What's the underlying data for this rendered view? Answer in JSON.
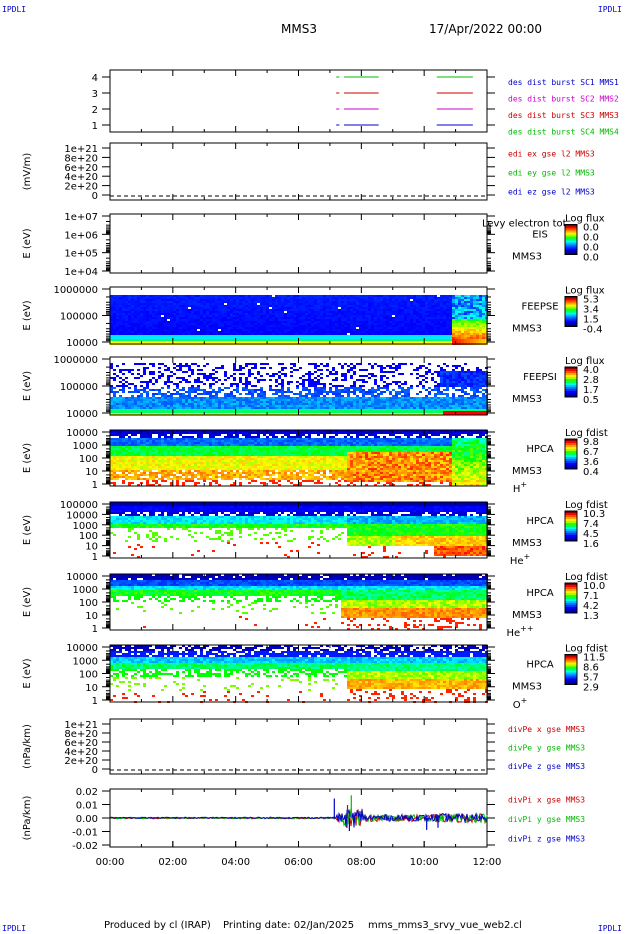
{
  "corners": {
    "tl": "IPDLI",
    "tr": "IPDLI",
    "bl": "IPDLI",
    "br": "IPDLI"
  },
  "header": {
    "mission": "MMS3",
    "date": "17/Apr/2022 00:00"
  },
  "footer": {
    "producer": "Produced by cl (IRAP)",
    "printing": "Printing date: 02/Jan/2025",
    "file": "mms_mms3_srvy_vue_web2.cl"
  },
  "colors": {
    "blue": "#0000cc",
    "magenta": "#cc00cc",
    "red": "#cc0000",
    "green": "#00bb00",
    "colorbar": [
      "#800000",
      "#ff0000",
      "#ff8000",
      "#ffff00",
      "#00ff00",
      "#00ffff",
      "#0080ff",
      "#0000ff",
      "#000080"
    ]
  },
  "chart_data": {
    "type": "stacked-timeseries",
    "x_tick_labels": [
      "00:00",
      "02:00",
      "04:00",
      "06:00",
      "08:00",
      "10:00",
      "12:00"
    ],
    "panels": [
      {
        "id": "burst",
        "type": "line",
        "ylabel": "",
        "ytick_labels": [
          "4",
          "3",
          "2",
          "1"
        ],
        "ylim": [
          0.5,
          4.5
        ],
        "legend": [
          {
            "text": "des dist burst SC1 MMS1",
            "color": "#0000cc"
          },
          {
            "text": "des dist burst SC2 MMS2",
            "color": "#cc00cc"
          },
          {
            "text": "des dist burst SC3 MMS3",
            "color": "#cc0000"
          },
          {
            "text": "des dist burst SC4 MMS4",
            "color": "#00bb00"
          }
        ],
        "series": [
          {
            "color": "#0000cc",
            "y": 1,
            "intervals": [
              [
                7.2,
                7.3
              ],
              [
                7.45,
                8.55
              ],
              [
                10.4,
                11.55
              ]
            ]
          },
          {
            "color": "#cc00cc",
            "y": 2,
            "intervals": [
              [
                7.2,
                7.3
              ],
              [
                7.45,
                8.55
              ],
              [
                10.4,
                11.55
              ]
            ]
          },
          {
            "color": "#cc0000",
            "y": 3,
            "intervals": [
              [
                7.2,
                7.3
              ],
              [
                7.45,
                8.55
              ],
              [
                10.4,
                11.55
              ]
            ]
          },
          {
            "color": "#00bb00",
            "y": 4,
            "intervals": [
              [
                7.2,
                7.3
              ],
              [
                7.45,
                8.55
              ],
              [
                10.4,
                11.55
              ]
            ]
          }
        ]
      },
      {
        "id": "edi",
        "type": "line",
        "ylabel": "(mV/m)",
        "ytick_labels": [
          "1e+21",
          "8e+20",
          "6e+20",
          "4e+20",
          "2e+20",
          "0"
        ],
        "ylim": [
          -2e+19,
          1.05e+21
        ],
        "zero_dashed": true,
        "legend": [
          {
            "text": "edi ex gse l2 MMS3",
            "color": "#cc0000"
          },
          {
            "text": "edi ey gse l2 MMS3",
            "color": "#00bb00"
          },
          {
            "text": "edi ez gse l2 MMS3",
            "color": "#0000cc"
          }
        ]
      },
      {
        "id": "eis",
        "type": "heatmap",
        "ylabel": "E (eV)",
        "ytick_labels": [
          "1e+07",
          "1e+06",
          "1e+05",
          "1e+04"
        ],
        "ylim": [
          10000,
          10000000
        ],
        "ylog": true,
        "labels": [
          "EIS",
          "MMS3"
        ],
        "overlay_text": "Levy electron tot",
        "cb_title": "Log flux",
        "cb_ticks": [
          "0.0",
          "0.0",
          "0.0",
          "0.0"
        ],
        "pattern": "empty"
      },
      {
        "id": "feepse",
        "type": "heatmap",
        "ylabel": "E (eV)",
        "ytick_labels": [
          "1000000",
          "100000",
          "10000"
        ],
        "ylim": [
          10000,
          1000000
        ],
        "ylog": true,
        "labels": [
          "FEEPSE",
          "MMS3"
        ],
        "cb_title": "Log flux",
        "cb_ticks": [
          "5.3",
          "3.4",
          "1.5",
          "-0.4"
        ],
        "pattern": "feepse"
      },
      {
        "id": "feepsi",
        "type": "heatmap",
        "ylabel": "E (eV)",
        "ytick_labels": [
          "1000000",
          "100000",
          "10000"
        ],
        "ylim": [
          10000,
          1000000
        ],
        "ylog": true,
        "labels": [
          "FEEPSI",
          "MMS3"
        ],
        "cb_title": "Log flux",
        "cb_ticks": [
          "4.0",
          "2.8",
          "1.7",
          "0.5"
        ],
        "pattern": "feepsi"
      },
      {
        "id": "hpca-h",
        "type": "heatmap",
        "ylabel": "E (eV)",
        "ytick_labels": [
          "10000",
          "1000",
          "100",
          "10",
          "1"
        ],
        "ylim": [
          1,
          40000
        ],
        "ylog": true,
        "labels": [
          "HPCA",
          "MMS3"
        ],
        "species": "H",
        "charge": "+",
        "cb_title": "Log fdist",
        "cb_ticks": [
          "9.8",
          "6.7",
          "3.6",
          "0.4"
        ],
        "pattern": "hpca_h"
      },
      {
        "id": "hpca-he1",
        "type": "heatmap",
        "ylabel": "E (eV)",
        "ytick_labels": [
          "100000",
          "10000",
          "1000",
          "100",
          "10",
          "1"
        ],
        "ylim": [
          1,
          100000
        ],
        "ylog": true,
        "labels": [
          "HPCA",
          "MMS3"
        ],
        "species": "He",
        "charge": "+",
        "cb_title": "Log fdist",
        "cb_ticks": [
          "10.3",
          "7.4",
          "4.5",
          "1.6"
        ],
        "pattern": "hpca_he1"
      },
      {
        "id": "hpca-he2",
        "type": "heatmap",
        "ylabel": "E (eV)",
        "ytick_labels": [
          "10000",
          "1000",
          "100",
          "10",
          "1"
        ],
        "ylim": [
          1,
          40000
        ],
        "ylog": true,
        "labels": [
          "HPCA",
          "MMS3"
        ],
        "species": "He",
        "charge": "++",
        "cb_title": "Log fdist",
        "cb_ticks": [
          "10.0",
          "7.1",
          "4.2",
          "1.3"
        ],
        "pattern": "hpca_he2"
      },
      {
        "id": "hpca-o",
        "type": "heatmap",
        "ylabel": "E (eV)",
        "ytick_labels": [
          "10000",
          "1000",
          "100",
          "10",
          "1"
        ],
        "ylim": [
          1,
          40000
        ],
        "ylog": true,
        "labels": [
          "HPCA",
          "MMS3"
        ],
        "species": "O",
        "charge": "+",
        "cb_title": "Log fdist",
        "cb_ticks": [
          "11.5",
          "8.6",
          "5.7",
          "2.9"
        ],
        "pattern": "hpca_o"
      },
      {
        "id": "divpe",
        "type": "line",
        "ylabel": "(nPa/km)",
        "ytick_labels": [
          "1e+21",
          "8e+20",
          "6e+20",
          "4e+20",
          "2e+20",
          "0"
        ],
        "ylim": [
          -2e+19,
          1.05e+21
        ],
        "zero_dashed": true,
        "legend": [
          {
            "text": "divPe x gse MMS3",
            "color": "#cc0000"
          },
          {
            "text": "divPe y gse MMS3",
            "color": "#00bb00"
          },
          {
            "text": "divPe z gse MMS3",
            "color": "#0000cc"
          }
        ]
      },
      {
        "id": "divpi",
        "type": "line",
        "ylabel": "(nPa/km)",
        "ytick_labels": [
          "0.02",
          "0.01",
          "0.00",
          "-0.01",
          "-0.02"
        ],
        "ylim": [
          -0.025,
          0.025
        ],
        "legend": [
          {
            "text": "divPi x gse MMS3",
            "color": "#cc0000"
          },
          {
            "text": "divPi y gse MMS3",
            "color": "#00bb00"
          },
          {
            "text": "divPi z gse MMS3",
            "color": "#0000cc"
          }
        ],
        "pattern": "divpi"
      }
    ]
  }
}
::::::::::
▶ TASK TO COMPLETE: Quote the full listing above word for word; exclude every picture from the copy.

▶ COMPLETE OUTPUT:
What's the underlying data for this rendered view? Answer in JSON.
{
  "corners": {
    "tl": "IPDLI",
    "tr": "IPDLI",
    "bl": "IPDLI",
    "br": "IPDLI"
  },
  "header": {
    "mission": "MMS3",
    "date": "17/Apr/2022 00:00"
  },
  "footer": {
    "producer": "Produced by cl (IRAP)",
    "printing": "Printing date: 02/Jan/2025",
    "file": "mms_mms3_srvy_vue_web2.cl"
  },
  "colors": {
    "blue": "#0000cc",
    "magenta": "#cc00cc",
    "red": "#cc0000",
    "green": "#00bb00",
    "colorbar": [
      "#800000",
      "#ff0000",
      "#ff8000",
      "#ffff00",
      "#00ff00",
      "#00ffff",
      "#0080ff",
      "#0000ff",
      "#000080"
    ]
  },
  "chart_data": {
    "type": "stacked-timeseries",
    "x_tick_labels": [
      "00:00",
      "02:00",
      "04:00",
      "06:00",
      "08:00",
      "10:00",
      "12:00"
    ],
    "panels": [
      {
        "id": "burst",
        "type": "line",
        "ylabel": "",
        "ytick_labels": [
          "4",
          "3",
          "2",
          "1"
        ],
        "ylim": [
          0.5,
          4.5
        ],
        "legend": [
          {
            "text": "des dist burst SC1 MMS1",
            "color": "#0000cc"
          },
          {
            "text": "des dist burst SC2 MMS2",
            "color": "#cc00cc"
          },
          {
            "text": "des dist burst SC3 MMS3",
            "color": "#cc0000"
          },
          {
            "text": "des dist burst SC4 MMS4",
            "color": "#00bb00"
          }
        ],
        "series": [
          {
            "color": "#0000cc",
            "y": 1,
            "intervals": [
              [
                7.2,
                7.3
              ],
              [
                7.45,
                8.55
              ],
              [
                10.4,
                11.55
              ]
            ]
          },
          {
            "color": "#cc00cc",
            "y": 2,
            "intervals": [
              [
                7.2,
                7.3
              ],
              [
                7.45,
                8.55
              ],
              [
                10.4,
                11.55
              ]
            ]
          },
          {
            "color": "#cc0000",
            "y": 3,
            "intervals": [
              [
                7.2,
                7.3
              ],
              [
                7.45,
                8.55
              ],
              [
                10.4,
                11.55
              ]
            ]
          },
          {
            "color": "#00bb00",
            "y": 4,
            "intervals": [
              [
                7.2,
                7.3
              ],
              [
                7.45,
                8.55
              ],
              [
                10.4,
                11.55
              ]
            ]
          }
        ]
      },
      {
        "id": "edi",
        "type": "line",
        "ylabel": "(mV/m)",
        "ytick_labels": [
          "1e+21",
          "8e+20",
          "6e+20",
          "4e+20",
          "2e+20",
          "0"
        ],
        "ylim": [
          -2e+19,
          1.05e+21
        ],
        "zero_dashed": true,
        "legend": [
          {
            "text": "edi ex gse l2 MMS3",
            "color": "#cc0000"
          },
          {
            "text": "edi ey gse l2 MMS3",
            "color": "#00bb00"
          },
          {
            "text": "edi ez gse l2 MMS3",
            "color": "#0000cc"
          }
        ]
      },
      {
        "id": "eis",
        "type": "heatmap",
        "ylabel": "E (eV)",
        "ytick_labels": [
          "1e+07",
          "1e+06",
          "1e+05",
          "1e+04"
        ],
        "ylim": [
          10000,
          10000000
        ],
        "ylog": true,
        "labels": [
          "EIS",
          "MMS3"
        ],
        "overlay_text": "Levy electron tot",
        "cb_title": "Log flux",
        "cb_ticks": [
          "0.0",
          "0.0",
          "0.0",
          "0.0"
        ],
        "pattern": "empty"
      },
      {
        "id": "feepse",
        "type": "heatmap",
        "ylabel": "E (eV)",
        "ytick_labels": [
          "1000000",
          "100000",
          "10000"
        ],
        "ylim": [
          10000,
          1000000
        ],
        "ylog": true,
        "labels": [
          "FEEPSE",
          "MMS3"
        ],
        "cb_title": "Log flux",
        "cb_ticks": [
          "5.3",
          "3.4",
          "1.5",
          "-0.4"
        ],
        "pattern": "feepse"
      },
      {
        "id": "feepsi",
        "type": "heatmap",
        "ylabel": "E (eV)",
        "ytick_labels": [
          "1000000",
          "100000",
          "10000"
        ],
        "ylim": [
          10000,
          1000000
        ],
        "ylog": true,
        "labels": [
          "FEEPSI",
          "MMS3"
        ],
        "cb_title": "Log flux",
        "cb_ticks": [
          "4.0",
          "2.8",
          "1.7",
          "0.5"
        ],
        "pattern": "feepsi"
      },
      {
        "id": "hpca-h",
        "type": "heatmap",
        "ylabel": "E (eV)",
        "ytick_labels": [
          "10000",
          "1000",
          "100",
          "10",
          "1"
        ],
        "ylim": [
          1,
          40000
        ],
        "ylog": true,
        "labels": [
          "HPCA",
          "MMS3"
        ],
        "species": "H",
        "charge": "+",
        "cb_title": "Log fdist",
        "cb_ticks": [
          "9.8",
          "6.7",
          "3.6",
          "0.4"
        ],
        "pattern": "hpca_h"
      },
      {
        "id": "hpca-he1",
        "type": "heatmap",
        "ylabel": "E (eV)",
        "ytick_labels": [
          "100000",
          "10000",
          "1000",
          "100",
          "10",
          "1"
        ],
        "ylim": [
          1,
          100000
        ],
        "ylog": true,
        "labels": [
          "HPCA",
          "MMS3"
        ],
        "species": "He",
        "charge": "+",
        "cb_title": "Log fdist",
        "cb_ticks": [
          "10.3",
          "7.4",
          "4.5",
          "1.6"
        ],
        "pattern": "hpca_he1"
      },
      {
        "id": "hpca-he2",
        "type": "heatmap",
        "ylabel": "E (eV)",
        "ytick_labels": [
          "10000",
          "1000",
          "100",
          "10",
          "1"
        ],
        "ylim": [
          1,
          40000
        ],
        "ylog": true,
        "labels": [
          "HPCA",
          "MMS3"
        ],
        "species": "He",
        "charge": "++",
        "cb_title": "Log fdist",
        "cb_ticks": [
          "10.0",
          "7.1",
          "4.2",
          "1.3"
        ],
        "pattern": "hpca_he2"
      },
      {
        "id": "hpca-o",
        "type": "heatmap",
        "ylabel": "E (eV)",
        "ytick_labels": [
          "10000",
          "1000",
          "100",
          "10",
          "1"
        ],
        "ylim": [
          1,
          40000
        ],
        "ylog": true,
        "labels": [
          "HPCA",
          "MMS3"
        ],
        "species": "O",
        "charge": "+",
        "cb_title": "Log fdist",
        "cb_ticks": [
          "11.5",
          "8.6",
          "5.7",
          "2.9"
        ],
        "pattern": "hpca_o"
      },
      {
        "id": "divpe",
        "type": "line",
        "ylabel": "(nPa/km)",
        "ytick_labels": [
          "1e+21",
          "8e+20",
          "6e+20",
          "4e+20",
          "2e+20",
          "0"
        ],
        "ylim": [
          -2e+19,
          1.05e+21
        ],
        "zero_dashed": true,
        "legend": [
          {
            "text": "divPe x gse MMS3",
            "color": "#cc0000"
          },
          {
            "text": "divPe y gse MMS3",
            "color": "#00bb00"
          },
          {
            "text": "divPe z gse MMS3",
            "color": "#0000cc"
          }
        ]
      },
      {
        "id": "divpi",
        "type": "line",
        "ylabel": "(nPa/km)",
        "ytick_labels": [
          "0.02",
          "0.01",
          "0.00",
          "-0.01",
          "-0.02"
        ],
        "ylim": [
          -0.025,
          0.025
        ],
        "legend": [
          {
            "text": "divPi x gse MMS3",
            "color": "#cc0000"
          },
          {
            "text": "divPi y gse MMS3",
            "color": "#00bb00"
          },
          {
            "text": "divPi z gse MMS3",
            "color": "#0000cc"
          }
        ],
        "pattern": "divpi"
      }
    ]
  }
}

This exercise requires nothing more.